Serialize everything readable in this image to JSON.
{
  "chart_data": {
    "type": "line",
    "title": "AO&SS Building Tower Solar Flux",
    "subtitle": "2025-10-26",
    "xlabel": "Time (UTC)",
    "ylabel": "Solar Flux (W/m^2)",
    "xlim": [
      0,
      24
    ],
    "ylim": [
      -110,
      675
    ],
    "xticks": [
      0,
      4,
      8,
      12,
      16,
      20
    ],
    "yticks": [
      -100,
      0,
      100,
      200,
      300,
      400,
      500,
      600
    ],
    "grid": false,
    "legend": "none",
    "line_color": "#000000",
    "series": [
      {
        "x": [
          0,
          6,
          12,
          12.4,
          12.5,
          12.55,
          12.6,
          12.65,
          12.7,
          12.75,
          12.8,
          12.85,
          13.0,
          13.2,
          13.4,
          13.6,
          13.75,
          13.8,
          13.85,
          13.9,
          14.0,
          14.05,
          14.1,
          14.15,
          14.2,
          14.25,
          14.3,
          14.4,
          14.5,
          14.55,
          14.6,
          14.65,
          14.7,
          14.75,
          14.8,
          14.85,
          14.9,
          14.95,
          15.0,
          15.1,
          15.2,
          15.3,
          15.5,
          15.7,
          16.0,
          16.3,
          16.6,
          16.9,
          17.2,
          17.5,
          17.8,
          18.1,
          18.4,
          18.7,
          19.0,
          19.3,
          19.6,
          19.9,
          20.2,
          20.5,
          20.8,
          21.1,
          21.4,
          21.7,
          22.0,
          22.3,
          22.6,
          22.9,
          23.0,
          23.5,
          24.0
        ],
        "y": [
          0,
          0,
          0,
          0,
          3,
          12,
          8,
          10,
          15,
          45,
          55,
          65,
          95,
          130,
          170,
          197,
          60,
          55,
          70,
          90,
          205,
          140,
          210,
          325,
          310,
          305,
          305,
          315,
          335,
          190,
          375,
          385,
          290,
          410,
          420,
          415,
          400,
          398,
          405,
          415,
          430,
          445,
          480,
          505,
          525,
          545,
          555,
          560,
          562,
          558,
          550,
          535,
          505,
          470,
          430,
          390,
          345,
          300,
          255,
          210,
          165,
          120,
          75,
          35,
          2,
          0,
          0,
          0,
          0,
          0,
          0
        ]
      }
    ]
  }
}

++++++++++

(REQUIRED TASK):
Search the records for the word "Solar" and copy every line where it occurs.

(OUTPUT FOR THIS EXERCISE):
    "title": "AO&SS Building Tower Solar Flux",
    "ylabel": "Solar Flux (W/m^2)",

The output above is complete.